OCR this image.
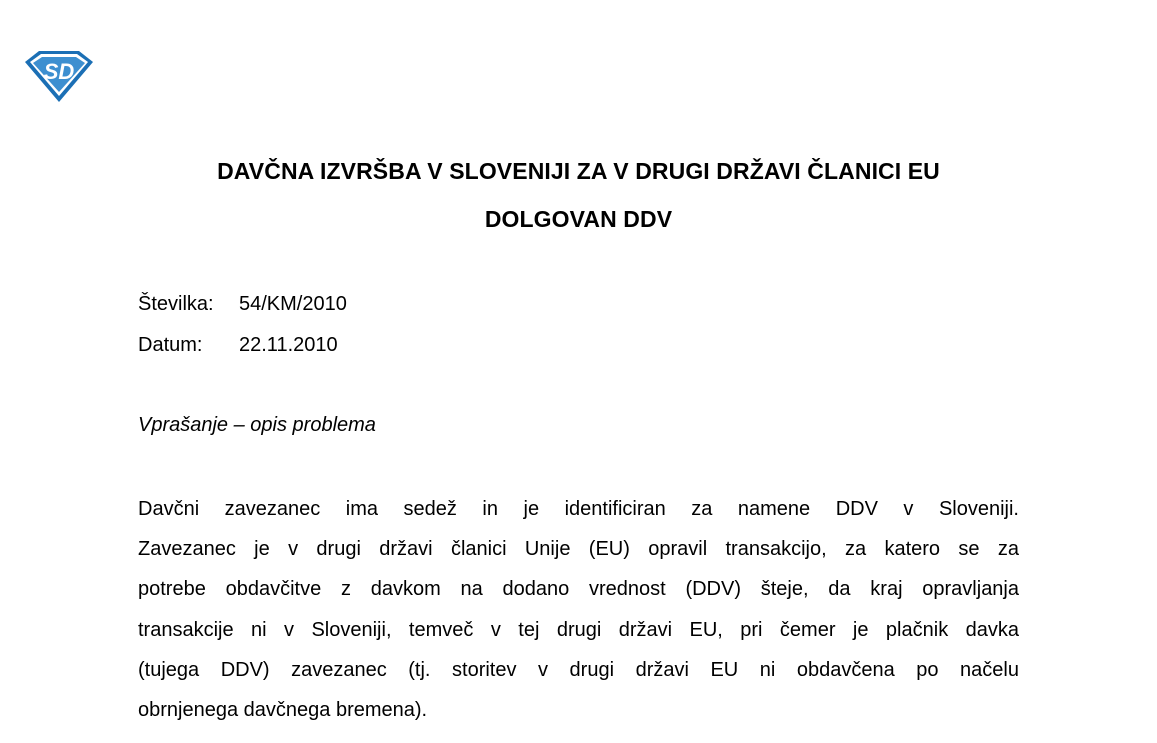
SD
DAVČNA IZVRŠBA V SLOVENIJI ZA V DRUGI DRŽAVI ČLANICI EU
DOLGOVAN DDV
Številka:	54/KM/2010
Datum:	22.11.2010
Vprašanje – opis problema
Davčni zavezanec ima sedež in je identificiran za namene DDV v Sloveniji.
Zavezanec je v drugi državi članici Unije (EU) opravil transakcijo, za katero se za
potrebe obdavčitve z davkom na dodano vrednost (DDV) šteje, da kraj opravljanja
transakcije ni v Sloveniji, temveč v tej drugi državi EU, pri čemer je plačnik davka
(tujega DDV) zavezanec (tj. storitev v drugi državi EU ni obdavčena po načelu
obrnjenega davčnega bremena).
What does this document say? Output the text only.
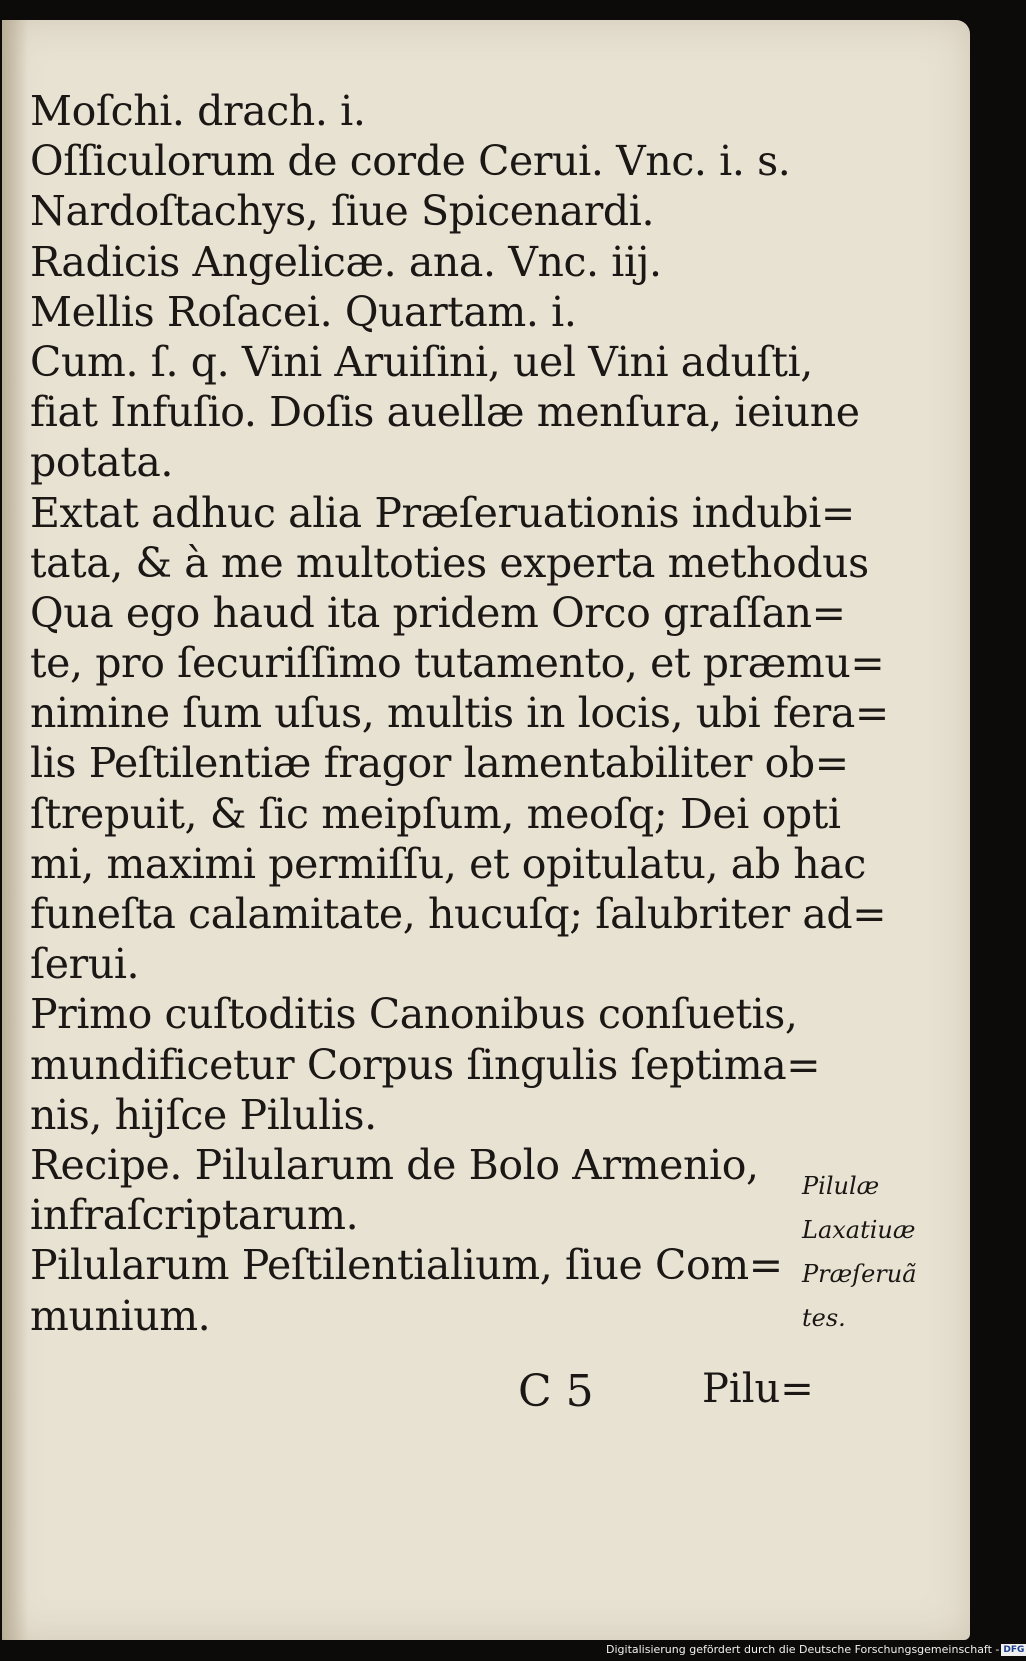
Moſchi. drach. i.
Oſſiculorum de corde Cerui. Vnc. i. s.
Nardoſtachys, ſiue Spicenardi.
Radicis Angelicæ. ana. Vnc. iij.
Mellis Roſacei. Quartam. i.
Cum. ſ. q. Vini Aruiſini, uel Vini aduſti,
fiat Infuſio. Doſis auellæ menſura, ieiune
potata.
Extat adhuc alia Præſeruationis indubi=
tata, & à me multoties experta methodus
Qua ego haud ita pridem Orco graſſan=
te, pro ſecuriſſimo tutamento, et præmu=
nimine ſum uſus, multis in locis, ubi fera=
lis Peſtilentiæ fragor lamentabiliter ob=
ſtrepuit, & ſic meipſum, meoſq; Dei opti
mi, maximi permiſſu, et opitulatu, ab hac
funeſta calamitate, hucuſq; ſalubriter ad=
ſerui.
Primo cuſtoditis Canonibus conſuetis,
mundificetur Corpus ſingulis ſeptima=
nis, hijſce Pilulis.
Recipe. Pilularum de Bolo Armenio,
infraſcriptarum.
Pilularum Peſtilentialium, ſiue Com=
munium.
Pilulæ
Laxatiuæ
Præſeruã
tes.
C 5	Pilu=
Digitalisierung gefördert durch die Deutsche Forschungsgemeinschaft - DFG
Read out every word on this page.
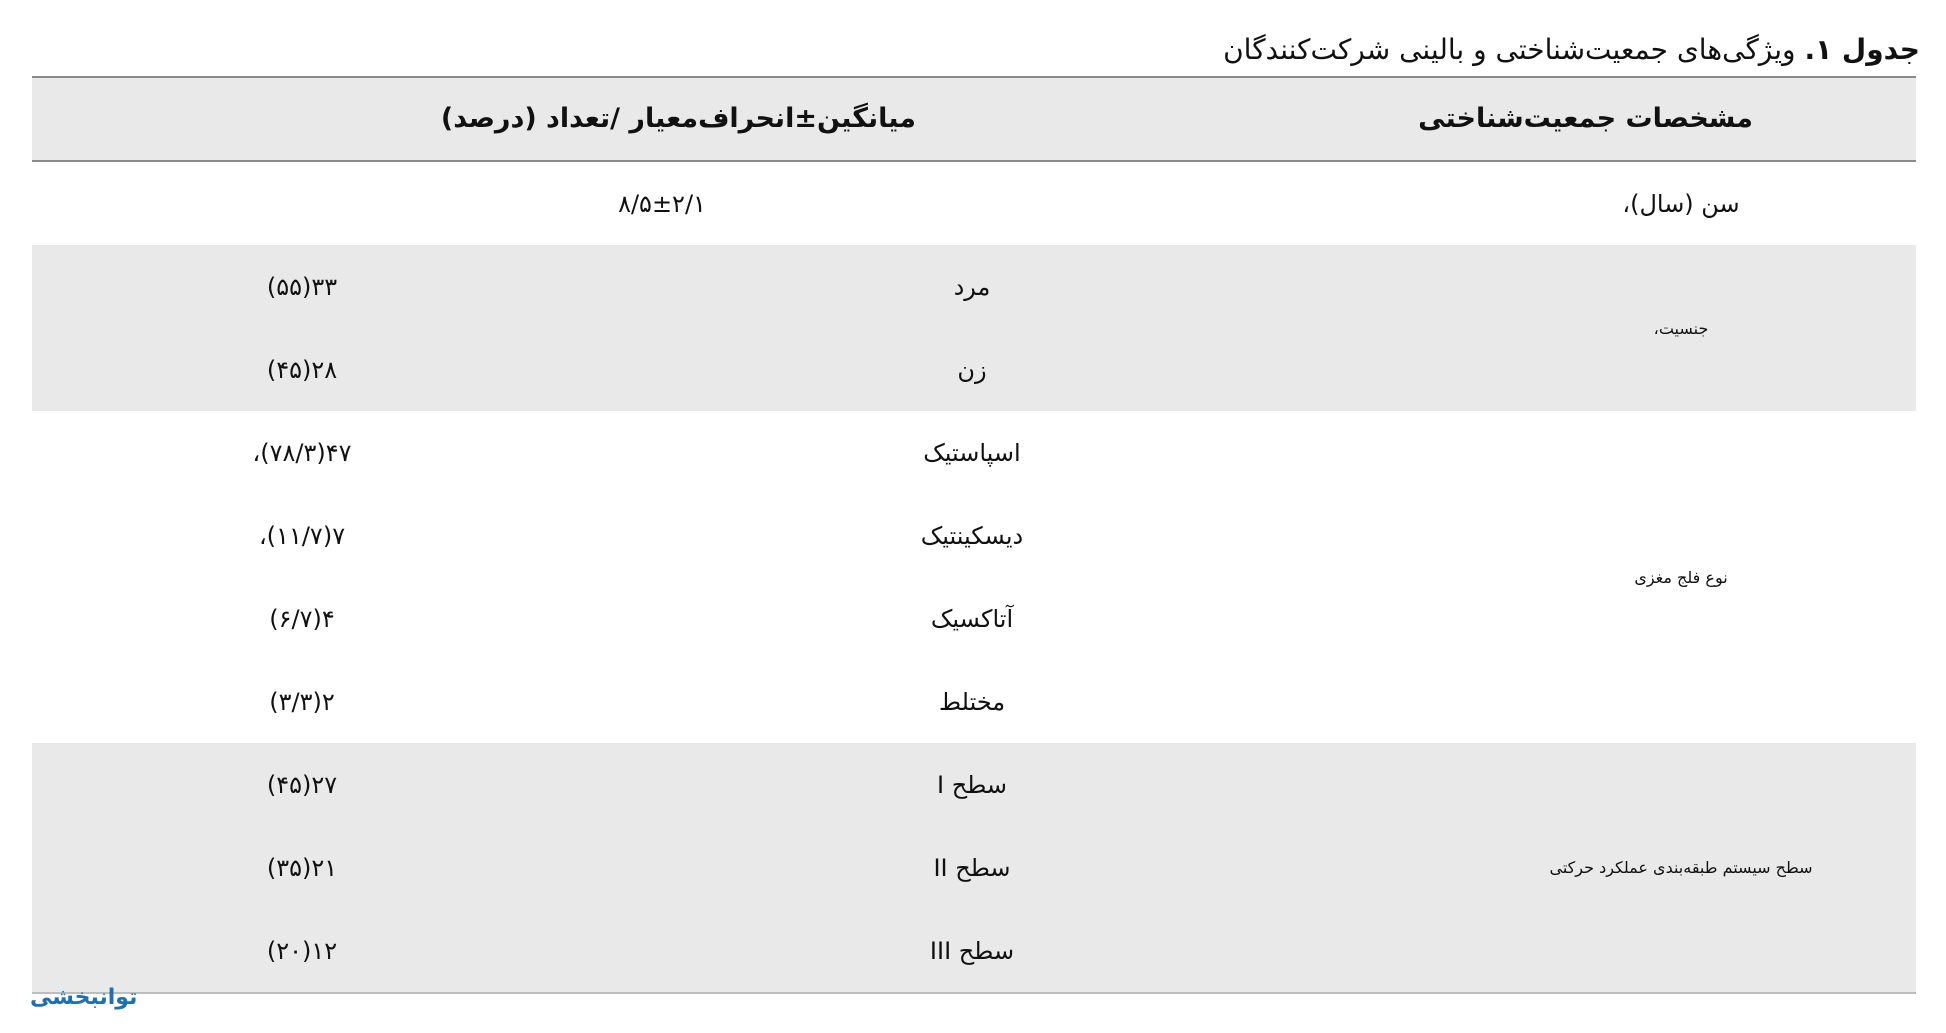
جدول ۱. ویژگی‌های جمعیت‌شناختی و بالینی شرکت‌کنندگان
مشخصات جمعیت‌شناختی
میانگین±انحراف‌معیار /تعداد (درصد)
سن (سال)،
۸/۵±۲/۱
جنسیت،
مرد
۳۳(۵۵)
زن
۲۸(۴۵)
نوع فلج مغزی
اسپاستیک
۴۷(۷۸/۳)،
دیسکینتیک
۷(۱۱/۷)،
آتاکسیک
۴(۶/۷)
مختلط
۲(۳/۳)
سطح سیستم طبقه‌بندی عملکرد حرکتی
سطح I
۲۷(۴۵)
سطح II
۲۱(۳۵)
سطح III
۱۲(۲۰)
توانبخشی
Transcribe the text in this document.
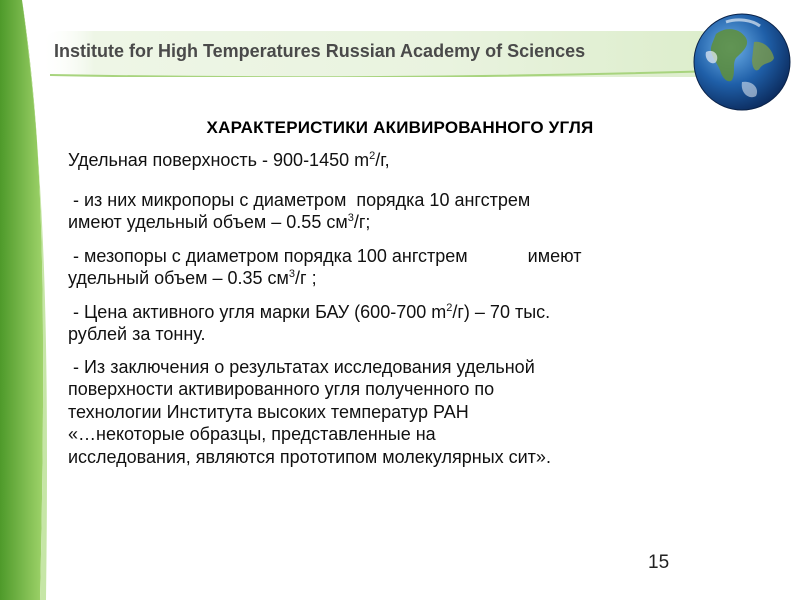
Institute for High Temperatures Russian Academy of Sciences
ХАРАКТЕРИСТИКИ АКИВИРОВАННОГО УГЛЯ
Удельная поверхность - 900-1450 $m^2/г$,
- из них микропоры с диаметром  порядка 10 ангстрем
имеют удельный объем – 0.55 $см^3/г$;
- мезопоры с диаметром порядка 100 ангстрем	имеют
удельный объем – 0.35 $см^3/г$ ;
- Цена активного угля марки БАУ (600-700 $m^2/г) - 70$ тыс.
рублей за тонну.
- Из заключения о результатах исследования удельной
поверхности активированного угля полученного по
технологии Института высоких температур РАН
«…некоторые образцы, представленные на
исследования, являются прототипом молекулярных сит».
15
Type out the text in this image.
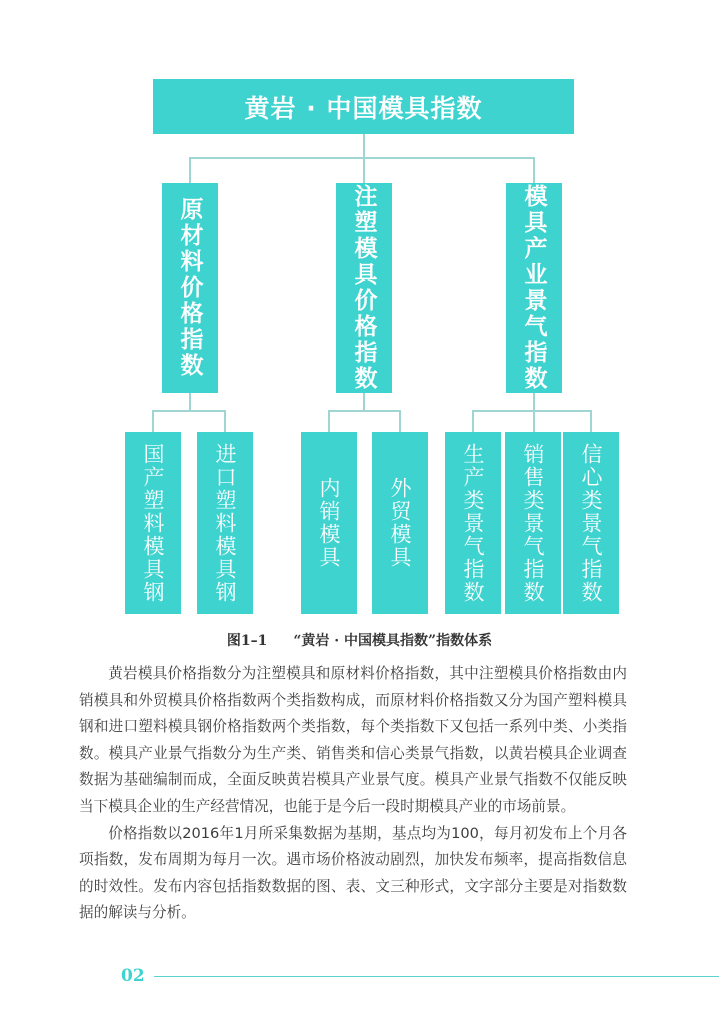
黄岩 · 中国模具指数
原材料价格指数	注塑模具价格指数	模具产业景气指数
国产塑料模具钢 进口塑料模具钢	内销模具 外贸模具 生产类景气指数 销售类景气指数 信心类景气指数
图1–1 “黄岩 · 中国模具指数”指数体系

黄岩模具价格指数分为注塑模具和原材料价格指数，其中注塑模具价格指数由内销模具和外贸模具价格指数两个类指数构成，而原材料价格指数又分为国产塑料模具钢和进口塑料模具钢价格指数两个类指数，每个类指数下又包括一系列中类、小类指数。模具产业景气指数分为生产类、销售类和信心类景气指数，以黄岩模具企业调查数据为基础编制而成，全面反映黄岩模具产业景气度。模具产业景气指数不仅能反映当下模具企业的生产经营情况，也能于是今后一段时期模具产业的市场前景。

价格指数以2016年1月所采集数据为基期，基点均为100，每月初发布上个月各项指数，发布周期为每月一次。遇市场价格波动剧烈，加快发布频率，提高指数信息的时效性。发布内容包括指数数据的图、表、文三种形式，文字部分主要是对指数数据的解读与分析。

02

TASK BRIEF: In the entries above, locate every line with the word "имеют" and copy it.

FULL OUTPUT:
имеют удельный объем – 0.55 $см^3/г$;
- мезопоры с диаметром порядка 100 ангстрем	имеют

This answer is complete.